* _DATA LISTING_
(begin)

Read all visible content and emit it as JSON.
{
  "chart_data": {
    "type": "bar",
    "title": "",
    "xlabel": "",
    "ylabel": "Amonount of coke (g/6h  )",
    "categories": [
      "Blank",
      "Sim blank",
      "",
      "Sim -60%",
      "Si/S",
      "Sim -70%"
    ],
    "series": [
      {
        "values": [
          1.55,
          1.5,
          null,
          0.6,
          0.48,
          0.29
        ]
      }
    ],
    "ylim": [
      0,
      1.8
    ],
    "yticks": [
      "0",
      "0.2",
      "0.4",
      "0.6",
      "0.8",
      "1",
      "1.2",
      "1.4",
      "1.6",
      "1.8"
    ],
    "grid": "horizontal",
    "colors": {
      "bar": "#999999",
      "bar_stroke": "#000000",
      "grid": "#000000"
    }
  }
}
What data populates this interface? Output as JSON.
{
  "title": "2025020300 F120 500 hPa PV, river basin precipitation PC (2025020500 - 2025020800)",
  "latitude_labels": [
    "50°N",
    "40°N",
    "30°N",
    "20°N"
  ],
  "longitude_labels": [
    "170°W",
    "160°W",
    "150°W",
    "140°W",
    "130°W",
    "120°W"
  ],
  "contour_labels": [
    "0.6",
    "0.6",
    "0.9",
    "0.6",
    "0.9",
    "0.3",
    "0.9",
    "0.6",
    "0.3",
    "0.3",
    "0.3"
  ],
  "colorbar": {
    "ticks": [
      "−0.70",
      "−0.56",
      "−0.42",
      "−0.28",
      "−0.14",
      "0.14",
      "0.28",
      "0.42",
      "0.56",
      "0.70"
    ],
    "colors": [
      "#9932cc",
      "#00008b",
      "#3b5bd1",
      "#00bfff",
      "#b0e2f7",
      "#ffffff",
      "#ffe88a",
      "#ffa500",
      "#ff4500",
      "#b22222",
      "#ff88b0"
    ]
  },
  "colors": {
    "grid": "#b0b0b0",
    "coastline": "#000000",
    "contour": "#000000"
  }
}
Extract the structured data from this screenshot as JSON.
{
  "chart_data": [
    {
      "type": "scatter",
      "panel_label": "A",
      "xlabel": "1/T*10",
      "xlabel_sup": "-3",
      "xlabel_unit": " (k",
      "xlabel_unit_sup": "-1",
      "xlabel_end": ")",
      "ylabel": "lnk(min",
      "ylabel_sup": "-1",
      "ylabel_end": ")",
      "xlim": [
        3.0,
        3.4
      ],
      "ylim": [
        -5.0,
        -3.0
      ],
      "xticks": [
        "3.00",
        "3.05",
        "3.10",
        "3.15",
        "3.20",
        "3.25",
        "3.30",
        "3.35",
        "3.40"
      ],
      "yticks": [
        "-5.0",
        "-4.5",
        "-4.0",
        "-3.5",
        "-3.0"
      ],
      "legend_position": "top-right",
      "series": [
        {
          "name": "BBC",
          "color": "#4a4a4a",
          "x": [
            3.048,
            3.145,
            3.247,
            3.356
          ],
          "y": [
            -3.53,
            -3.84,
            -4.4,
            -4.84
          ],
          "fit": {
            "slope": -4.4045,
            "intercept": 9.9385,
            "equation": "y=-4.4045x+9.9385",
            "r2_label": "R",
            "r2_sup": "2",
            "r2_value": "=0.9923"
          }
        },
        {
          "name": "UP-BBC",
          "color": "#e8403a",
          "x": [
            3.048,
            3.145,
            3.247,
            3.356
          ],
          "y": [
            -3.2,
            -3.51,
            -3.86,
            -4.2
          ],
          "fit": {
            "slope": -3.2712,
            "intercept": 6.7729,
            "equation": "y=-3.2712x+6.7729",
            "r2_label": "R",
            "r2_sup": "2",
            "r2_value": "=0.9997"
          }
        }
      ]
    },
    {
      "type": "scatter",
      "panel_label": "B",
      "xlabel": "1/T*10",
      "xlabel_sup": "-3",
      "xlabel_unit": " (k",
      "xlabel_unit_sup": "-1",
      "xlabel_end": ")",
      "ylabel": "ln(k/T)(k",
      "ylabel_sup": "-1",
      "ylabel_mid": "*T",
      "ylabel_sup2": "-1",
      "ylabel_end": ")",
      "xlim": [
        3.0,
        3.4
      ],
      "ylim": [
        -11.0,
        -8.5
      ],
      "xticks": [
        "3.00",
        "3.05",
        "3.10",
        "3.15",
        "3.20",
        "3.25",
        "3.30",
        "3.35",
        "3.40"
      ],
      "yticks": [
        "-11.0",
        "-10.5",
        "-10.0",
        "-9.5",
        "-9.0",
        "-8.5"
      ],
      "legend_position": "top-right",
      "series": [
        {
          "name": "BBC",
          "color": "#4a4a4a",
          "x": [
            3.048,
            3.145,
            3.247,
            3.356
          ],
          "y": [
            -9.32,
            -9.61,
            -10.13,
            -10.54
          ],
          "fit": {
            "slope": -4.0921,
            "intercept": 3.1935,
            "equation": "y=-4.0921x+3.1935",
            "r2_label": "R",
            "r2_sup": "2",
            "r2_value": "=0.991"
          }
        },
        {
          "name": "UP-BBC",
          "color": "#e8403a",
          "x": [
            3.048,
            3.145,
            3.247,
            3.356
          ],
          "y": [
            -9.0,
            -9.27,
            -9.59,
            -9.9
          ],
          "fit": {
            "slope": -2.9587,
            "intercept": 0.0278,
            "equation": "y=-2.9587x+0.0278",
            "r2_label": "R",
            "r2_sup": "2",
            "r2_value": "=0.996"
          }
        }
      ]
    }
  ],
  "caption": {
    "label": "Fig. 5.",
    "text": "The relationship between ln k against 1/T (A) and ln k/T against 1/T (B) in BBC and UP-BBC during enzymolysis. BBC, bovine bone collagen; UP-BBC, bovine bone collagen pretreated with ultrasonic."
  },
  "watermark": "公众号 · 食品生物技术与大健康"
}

(end)

* _GIVEN TASK_
Copy all lines from the data that hold the word "slope".

* _RESPONSE TO THE TASK_
            "slope": -4.4045,
            "slope": -3.2712,
            "slope": -4.0921,
            "slope": -2.9587,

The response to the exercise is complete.